*Problem details:* Can you return, with no changes, the lines that begin with the one containing "- node-206-line-1: CLIENT" and end with the one containing "- ref-218: 218: [933, 1132, 1038, 1183]", both of those included?

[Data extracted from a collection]
⟨
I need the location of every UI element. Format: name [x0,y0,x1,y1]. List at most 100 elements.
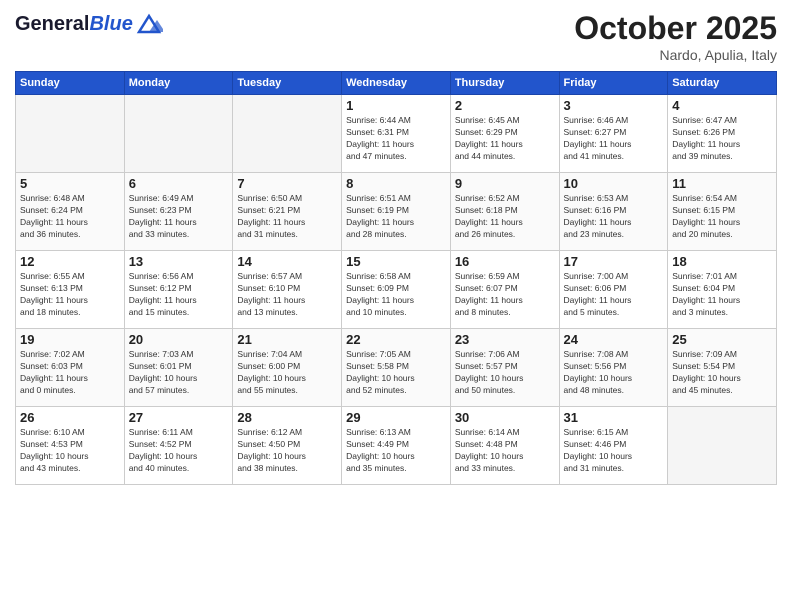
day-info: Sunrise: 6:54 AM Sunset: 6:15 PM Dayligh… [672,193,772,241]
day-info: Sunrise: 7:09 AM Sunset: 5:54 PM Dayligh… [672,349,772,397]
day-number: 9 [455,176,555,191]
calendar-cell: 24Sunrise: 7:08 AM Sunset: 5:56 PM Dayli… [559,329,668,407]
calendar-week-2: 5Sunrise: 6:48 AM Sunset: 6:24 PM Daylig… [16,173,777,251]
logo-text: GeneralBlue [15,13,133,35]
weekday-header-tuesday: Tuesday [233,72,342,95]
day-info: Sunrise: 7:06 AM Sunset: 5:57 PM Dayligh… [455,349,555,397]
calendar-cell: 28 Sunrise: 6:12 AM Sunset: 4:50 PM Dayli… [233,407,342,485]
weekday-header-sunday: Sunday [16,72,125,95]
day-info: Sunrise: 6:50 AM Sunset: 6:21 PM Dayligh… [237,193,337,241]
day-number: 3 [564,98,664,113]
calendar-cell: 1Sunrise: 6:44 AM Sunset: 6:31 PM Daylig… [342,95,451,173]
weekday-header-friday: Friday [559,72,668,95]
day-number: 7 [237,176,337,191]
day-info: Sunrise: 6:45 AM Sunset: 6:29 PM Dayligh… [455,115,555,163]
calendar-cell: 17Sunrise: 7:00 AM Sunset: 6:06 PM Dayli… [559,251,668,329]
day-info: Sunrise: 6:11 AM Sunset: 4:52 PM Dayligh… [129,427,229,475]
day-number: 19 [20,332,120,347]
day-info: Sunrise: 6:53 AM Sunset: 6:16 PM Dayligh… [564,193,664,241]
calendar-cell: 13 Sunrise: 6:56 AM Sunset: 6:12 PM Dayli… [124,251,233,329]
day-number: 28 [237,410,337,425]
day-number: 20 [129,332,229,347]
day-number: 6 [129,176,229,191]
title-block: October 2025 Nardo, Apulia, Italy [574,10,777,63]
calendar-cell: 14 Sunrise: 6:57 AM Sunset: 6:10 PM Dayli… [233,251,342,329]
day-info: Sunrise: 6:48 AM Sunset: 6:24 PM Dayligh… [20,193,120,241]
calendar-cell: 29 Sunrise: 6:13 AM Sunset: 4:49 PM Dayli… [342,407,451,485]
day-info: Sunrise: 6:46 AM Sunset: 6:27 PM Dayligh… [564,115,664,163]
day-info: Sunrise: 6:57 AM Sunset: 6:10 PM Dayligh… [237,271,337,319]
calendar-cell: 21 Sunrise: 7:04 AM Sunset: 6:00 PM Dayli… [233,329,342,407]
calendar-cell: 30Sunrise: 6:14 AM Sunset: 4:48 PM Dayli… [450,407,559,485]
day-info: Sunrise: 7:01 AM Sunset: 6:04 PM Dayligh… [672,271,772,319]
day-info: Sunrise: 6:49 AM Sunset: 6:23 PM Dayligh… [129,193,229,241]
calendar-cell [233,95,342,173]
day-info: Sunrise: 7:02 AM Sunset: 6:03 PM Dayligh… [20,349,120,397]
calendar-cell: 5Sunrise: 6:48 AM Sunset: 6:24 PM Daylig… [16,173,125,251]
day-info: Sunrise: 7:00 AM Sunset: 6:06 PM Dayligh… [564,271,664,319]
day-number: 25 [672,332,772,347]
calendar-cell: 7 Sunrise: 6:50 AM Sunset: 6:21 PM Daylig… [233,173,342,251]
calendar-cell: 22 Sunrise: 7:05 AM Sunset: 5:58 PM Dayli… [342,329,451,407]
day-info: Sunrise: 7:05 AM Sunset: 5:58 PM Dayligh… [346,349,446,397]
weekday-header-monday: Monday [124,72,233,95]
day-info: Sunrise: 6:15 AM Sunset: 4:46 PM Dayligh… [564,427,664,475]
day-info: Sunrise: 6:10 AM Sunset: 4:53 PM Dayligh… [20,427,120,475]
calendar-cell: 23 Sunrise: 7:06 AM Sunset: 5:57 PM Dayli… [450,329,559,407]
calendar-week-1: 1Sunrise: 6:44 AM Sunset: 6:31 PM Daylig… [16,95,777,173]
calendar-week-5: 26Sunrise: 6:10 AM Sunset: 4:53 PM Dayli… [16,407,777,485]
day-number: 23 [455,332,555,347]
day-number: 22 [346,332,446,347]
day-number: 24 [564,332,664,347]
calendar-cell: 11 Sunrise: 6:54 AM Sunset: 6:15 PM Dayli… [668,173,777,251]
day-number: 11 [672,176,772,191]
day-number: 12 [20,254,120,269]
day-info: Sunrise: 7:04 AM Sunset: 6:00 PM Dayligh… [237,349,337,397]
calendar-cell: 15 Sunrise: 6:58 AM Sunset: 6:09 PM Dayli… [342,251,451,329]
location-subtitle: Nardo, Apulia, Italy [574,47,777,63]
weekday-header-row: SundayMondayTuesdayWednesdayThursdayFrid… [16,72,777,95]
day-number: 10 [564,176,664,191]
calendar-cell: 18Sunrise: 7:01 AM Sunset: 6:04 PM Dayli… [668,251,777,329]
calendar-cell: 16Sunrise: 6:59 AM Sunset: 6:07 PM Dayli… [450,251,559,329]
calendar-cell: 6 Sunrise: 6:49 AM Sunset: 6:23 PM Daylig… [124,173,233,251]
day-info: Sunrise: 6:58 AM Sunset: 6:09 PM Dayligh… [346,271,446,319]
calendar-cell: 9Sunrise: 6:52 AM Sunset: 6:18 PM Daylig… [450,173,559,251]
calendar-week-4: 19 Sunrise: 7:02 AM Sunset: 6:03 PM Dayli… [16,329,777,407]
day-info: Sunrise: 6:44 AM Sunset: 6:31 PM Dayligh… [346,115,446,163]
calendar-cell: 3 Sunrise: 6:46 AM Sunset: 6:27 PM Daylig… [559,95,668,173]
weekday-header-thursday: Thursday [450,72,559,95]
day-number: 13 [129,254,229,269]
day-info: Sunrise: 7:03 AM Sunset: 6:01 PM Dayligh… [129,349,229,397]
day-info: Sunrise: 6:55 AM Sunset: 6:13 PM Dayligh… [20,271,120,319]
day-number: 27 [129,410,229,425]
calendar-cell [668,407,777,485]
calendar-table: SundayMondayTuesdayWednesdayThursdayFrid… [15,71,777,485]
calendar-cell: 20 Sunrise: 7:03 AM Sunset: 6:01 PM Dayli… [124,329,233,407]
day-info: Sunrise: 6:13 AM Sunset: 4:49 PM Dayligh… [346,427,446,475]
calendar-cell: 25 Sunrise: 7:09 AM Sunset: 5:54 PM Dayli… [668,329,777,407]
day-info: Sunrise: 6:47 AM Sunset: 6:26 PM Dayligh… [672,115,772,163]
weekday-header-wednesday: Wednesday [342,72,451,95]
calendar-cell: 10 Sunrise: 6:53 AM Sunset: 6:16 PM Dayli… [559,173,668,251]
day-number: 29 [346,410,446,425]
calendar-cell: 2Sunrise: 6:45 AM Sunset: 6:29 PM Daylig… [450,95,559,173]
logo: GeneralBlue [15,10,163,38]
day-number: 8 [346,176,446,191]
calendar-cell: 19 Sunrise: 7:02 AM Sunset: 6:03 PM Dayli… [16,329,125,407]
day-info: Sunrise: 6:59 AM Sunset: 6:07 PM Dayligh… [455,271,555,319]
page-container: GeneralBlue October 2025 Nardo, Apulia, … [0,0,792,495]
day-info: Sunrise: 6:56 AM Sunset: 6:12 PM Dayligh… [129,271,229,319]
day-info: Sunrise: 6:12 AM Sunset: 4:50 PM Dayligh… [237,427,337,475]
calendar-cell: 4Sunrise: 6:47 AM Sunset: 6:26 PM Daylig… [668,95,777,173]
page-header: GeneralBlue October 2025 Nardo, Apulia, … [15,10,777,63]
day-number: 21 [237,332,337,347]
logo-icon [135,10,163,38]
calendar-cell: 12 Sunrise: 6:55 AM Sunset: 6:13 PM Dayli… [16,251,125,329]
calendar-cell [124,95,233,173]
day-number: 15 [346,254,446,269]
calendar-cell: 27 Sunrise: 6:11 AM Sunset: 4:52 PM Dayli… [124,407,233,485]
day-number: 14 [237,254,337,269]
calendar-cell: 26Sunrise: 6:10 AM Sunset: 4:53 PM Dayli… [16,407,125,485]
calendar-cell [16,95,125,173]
⟩
⟨
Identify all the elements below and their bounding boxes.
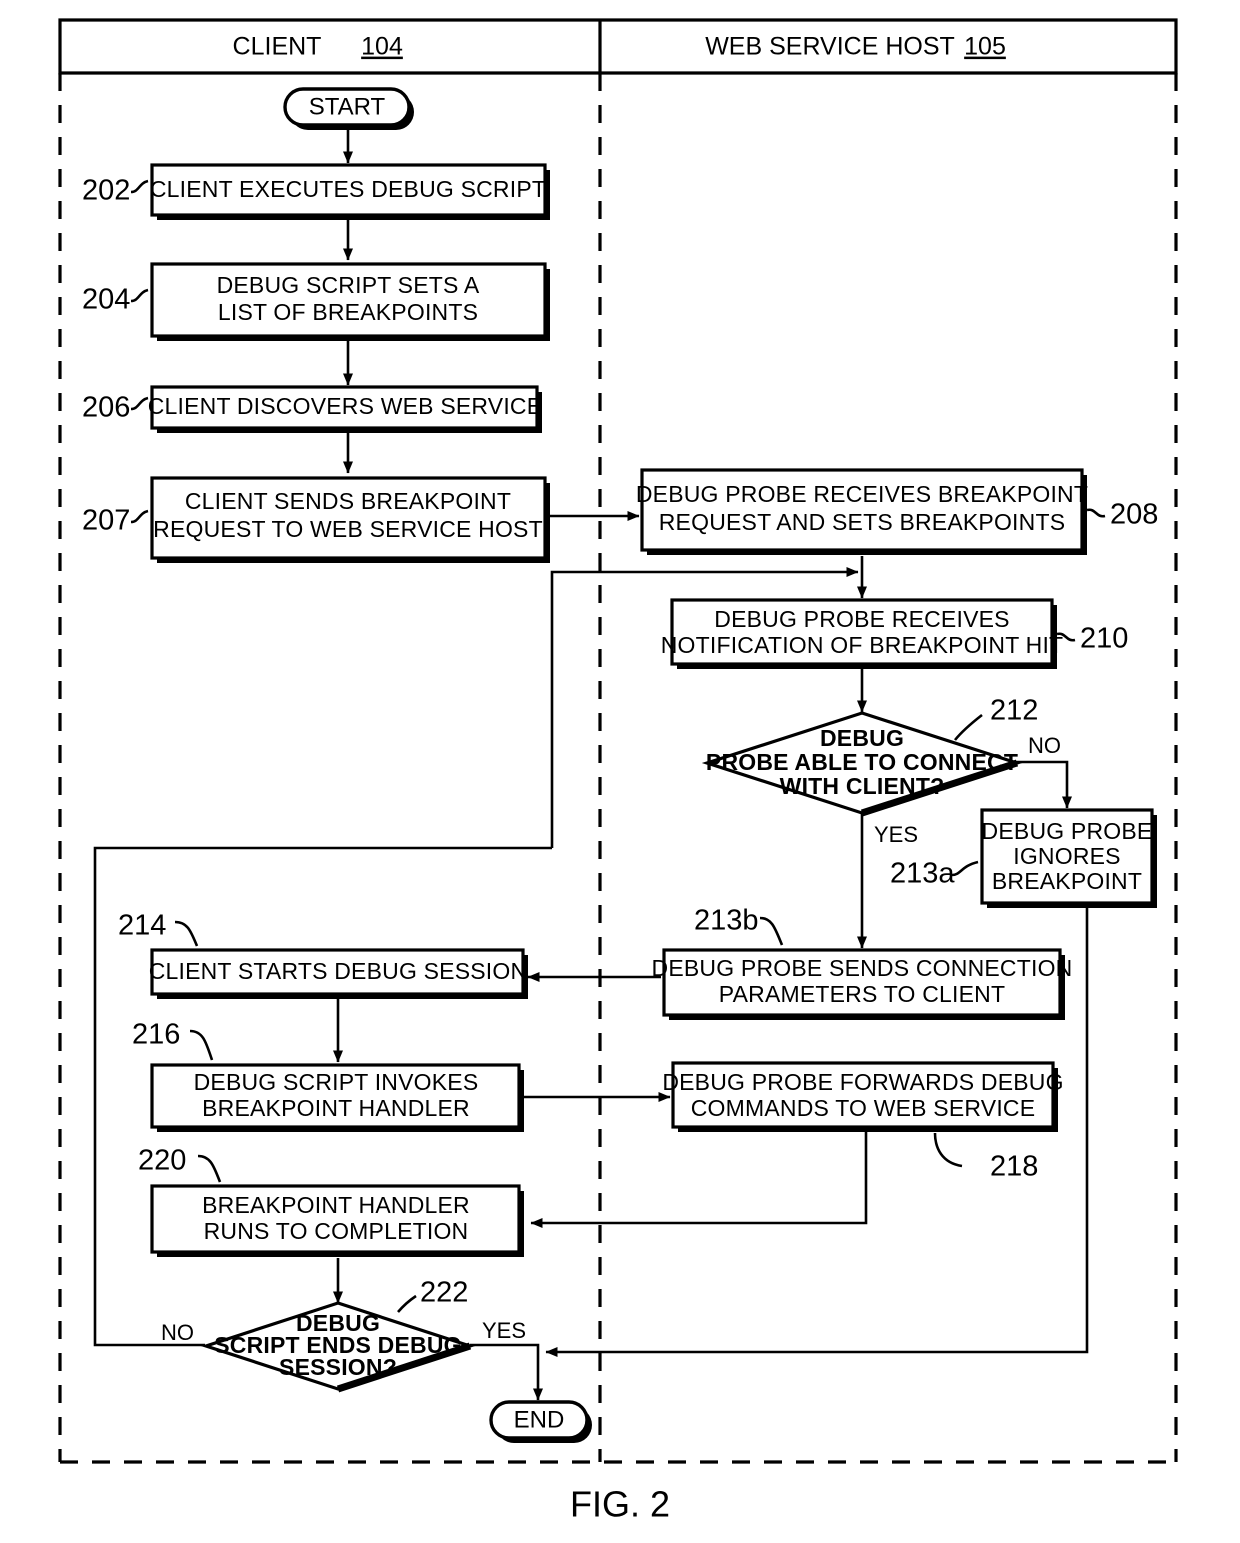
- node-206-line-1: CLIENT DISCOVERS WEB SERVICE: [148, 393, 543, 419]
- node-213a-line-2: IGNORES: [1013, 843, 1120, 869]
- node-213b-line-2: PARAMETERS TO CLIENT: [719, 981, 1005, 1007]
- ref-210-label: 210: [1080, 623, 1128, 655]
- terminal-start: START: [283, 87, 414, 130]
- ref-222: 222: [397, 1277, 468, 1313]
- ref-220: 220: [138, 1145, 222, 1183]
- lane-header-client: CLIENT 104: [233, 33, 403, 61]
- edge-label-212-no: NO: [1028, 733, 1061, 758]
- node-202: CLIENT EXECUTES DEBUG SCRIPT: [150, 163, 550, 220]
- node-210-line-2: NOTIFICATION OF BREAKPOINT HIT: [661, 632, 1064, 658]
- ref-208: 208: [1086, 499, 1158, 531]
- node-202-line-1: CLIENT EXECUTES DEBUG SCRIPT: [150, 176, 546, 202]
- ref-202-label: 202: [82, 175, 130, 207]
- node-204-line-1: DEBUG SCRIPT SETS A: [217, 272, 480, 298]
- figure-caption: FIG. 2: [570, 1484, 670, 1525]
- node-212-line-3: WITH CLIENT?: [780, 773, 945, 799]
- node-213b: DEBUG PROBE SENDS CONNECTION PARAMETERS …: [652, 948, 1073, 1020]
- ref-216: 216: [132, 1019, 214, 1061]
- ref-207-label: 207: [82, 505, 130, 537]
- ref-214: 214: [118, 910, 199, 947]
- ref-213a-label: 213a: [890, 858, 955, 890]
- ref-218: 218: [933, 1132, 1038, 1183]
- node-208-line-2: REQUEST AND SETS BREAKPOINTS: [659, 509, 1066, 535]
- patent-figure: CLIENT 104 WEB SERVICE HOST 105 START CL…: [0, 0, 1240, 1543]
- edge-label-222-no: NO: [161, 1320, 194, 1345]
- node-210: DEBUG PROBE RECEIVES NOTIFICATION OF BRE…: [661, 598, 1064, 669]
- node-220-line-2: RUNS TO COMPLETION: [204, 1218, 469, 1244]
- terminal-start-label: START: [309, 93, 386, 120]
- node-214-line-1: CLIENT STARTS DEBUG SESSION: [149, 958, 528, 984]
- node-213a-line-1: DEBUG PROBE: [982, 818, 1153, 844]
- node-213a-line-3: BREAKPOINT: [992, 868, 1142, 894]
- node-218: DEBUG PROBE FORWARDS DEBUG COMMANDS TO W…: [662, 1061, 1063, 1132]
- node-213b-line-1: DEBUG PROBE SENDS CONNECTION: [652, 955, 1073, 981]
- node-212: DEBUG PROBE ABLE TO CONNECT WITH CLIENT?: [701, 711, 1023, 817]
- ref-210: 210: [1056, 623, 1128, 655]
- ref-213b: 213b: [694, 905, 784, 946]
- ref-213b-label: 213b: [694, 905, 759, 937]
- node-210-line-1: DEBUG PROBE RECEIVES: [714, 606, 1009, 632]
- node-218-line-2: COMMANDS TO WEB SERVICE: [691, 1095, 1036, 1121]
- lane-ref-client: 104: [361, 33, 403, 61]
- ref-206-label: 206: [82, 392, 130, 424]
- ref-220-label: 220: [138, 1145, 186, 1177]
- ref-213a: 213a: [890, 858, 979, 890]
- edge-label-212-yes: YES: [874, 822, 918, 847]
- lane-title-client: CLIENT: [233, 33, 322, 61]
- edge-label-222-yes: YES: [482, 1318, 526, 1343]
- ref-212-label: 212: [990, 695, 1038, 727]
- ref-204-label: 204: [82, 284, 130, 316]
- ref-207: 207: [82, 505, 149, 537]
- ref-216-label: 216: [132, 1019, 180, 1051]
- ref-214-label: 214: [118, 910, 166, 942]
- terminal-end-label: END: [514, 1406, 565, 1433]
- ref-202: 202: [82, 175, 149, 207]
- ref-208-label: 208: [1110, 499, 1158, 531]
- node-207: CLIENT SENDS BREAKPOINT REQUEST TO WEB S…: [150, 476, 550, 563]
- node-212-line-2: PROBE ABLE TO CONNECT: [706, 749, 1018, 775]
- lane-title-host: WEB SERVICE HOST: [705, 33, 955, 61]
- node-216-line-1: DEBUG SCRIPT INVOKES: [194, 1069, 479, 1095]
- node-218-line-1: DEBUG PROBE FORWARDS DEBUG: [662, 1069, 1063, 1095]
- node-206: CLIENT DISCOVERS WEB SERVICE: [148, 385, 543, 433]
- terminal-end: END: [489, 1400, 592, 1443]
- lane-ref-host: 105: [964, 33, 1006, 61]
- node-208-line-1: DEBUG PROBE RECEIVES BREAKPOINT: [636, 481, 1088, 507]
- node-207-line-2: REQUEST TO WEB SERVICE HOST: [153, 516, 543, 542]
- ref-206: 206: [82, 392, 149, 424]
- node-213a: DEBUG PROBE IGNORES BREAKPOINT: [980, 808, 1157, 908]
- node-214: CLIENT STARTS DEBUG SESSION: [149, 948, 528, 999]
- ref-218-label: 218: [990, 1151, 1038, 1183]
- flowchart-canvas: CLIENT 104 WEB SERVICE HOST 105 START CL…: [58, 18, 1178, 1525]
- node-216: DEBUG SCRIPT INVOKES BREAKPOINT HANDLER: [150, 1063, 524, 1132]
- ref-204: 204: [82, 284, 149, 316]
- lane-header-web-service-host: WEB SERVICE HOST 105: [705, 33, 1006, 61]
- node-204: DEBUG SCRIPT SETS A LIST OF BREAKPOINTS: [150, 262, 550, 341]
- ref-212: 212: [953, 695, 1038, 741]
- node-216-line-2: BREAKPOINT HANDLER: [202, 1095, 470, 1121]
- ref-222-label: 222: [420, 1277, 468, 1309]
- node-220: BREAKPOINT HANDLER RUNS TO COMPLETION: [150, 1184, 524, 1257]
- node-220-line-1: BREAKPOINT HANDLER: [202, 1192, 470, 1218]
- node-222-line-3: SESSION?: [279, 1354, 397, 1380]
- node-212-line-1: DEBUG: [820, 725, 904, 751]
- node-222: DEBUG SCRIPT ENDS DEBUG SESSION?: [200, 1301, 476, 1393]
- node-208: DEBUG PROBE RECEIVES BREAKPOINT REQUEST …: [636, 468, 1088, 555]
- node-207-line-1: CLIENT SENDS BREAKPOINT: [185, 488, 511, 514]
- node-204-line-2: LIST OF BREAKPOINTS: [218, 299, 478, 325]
⟩
*Solution:*
- node-206-line-1: CLIENT DISCOVERS WEB SERVICE: [148, 393, 543, 419]
- node-213a-line-2: IGNORES: [1013, 843, 1120, 869]
- node-213b-line-2: PARAMETERS TO CLIENT: [719, 981, 1005, 1007]
- ref-210-label: 210: [1080, 623, 1128, 655]
- terminal-start: START: [283, 87, 414, 130]
- ref-222: 222: [397, 1277, 468, 1313]
- ref-220: 220: [138, 1145, 222, 1183]
- lane-header-client: CLIENT 104: [233, 33, 403, 61]
- edge-label-212-no: NO: [1028, 733, 1061, 758]
- node-202: CLIENT EXECUTES DEBUG SCRIPT: [150, 163, 550, 220]
- node-210-line-2: NOTIFICATION OF BREAKPOINT HIT: [661, 632, 1064, 658]
- ref-208: 208: [1086, 499, 1158, 531]
- node-202-line-1: CLIENT EXECUTES DEBUG SCRIPT: [150, 176, 546, 202]
- ref-202-label: 202: [82, 175, 130, 207]
- node-204-line-1: DEBUG SCRIPT SETS A: [217, 272, 480, 298]
- figure-caption: FIG. 2: [570, 1484, 670, 1525]
- node-212-line-3: WITH CLIENT?: [780, 773, 945, 799]
- node-213b: DEBUG PROBE SENDS CONNECTION PARAMETERS …: [652, 948, 1073, 1020]
- ref-216: 216: [132, 1019, 214, 1061]
- ref-207-label: 207: [82, 505, 130, 537]
- ref-214: 214: [118, 910, 199, 947]
- ref-213a-label: 213a: [890, 858, 955, 890]
- ref-218: 218: [933, 1132, 1038, 1183]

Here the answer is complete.